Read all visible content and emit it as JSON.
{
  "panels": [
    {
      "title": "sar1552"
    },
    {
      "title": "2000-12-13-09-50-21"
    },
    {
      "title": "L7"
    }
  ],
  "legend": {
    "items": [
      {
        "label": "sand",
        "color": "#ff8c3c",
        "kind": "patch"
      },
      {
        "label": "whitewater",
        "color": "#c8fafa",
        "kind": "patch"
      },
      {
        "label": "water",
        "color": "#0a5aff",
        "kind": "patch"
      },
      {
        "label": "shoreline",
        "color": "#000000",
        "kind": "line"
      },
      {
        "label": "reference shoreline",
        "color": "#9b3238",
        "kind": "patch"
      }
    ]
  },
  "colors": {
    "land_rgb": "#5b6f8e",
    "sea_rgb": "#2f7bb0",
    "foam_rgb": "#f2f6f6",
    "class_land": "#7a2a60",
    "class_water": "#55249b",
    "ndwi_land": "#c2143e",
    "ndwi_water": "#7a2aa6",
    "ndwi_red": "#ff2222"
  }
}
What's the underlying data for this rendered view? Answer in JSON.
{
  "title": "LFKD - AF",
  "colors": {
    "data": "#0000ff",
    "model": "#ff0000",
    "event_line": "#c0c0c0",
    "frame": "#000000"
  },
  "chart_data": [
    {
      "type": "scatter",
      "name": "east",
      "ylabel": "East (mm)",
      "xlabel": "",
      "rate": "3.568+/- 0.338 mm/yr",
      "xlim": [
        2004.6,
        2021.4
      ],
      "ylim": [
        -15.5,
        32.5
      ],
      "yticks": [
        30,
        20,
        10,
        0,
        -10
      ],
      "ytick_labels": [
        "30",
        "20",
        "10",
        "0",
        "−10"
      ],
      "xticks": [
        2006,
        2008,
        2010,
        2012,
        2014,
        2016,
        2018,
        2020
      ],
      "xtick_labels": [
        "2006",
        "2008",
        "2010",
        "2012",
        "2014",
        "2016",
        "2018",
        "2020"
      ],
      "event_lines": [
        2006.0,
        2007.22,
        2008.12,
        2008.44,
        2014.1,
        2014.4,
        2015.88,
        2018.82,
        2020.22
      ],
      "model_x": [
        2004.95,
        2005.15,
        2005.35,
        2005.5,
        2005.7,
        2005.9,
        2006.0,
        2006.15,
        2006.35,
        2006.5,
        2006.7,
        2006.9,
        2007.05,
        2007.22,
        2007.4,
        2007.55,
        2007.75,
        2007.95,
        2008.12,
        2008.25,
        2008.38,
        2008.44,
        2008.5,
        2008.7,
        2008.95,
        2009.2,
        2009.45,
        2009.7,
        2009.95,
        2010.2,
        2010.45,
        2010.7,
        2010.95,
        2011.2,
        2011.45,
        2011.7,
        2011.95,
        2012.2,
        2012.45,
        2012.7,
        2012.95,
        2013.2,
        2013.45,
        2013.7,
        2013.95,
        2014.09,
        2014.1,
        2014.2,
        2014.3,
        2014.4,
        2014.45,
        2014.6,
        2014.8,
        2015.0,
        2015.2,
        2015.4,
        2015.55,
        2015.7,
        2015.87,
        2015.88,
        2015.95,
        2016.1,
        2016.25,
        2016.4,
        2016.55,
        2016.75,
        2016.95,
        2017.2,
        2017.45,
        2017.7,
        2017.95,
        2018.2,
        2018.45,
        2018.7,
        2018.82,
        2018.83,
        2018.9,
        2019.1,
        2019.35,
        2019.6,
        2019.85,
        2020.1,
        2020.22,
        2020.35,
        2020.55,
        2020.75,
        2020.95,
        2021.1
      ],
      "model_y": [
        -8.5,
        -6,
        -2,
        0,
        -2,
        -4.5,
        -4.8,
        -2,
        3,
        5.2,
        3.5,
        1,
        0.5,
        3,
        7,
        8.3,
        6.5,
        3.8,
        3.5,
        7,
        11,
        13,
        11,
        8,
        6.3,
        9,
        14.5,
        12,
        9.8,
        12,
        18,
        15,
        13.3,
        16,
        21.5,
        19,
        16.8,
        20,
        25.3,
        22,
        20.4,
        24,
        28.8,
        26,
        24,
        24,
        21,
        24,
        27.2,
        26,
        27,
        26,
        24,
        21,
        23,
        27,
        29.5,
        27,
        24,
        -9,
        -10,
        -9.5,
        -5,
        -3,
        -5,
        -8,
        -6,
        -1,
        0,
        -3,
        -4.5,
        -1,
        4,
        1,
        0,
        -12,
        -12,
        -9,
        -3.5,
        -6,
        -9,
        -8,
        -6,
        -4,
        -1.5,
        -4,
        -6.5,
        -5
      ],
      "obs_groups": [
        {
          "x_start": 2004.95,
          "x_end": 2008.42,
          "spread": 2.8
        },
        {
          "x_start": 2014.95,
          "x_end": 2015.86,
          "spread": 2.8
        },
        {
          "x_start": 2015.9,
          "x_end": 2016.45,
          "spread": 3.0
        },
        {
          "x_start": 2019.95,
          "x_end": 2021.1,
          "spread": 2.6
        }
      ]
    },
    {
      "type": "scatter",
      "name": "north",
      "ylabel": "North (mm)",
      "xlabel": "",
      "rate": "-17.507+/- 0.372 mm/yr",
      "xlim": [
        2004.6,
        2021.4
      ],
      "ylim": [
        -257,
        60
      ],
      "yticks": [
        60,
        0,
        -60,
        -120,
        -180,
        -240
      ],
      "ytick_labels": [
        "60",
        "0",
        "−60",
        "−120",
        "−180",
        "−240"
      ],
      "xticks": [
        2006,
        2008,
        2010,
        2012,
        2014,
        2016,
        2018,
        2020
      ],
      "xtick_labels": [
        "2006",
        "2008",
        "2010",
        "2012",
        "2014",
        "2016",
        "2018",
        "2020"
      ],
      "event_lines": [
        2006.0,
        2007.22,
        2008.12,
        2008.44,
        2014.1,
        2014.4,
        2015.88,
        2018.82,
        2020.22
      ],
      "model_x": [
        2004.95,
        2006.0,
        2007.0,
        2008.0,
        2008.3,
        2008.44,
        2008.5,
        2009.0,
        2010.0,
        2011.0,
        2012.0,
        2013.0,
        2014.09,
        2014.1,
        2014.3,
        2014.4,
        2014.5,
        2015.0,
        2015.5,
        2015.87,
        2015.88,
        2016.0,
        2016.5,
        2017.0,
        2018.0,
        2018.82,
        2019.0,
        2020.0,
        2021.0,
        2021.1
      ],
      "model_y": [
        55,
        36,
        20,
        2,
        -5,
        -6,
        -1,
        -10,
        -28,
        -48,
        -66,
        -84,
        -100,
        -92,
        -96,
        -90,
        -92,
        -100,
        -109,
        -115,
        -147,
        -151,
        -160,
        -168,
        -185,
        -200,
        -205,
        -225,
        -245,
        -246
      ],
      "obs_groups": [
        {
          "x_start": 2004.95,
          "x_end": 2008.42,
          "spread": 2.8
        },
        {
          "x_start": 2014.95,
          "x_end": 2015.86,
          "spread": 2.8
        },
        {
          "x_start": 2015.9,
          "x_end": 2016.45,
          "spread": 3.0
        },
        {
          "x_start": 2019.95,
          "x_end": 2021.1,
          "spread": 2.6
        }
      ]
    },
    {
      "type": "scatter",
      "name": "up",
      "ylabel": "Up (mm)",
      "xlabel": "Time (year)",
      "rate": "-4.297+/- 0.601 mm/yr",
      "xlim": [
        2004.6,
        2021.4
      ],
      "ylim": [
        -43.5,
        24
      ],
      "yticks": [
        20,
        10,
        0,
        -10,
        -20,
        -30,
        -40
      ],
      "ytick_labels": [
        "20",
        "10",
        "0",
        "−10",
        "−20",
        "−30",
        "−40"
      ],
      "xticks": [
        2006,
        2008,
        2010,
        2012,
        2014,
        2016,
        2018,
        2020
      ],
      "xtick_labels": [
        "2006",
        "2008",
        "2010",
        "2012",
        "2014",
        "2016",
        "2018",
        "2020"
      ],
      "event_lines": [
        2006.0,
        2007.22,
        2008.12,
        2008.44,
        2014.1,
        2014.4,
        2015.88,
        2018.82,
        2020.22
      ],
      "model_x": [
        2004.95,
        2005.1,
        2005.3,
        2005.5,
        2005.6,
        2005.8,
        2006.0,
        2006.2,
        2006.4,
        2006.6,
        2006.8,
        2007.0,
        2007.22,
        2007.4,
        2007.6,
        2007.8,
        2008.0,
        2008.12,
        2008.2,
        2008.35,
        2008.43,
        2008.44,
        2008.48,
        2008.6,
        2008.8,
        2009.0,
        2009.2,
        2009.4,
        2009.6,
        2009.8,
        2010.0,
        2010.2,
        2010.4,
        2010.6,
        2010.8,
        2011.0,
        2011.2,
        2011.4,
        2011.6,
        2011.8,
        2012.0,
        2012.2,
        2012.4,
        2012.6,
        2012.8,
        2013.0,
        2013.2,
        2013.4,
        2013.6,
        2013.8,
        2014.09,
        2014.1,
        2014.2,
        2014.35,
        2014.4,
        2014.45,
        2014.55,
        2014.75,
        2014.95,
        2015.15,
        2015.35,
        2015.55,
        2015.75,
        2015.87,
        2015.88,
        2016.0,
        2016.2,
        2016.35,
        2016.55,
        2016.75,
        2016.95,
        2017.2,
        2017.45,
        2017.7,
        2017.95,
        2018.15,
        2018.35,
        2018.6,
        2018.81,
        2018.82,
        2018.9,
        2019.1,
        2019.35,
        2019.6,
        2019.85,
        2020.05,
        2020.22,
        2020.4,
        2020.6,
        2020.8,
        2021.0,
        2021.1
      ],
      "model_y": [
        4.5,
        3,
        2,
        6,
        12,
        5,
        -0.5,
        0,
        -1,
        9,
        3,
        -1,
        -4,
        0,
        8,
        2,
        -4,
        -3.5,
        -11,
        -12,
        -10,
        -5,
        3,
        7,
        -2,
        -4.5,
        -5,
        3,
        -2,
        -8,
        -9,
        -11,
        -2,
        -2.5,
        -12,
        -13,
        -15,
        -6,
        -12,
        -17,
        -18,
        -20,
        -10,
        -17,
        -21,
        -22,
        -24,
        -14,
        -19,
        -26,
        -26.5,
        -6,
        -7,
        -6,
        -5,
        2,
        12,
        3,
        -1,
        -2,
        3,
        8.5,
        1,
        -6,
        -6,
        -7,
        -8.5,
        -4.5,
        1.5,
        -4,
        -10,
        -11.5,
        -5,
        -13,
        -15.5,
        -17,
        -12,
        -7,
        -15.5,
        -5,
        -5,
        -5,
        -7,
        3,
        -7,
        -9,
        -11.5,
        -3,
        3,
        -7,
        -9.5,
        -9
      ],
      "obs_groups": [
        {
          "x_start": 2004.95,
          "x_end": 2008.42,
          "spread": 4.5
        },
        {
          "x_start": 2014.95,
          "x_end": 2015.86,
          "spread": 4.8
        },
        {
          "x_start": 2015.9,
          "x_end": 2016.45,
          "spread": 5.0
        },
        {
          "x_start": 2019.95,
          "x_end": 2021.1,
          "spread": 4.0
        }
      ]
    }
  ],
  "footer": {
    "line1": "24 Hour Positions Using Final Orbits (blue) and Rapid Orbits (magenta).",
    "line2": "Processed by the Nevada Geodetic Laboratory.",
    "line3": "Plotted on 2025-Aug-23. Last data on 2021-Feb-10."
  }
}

—————

__SHORT PROBLEM__: Give only the number of lines in the material above that hold the word "rate".

__RESULT OF THE EXERCISE__: 3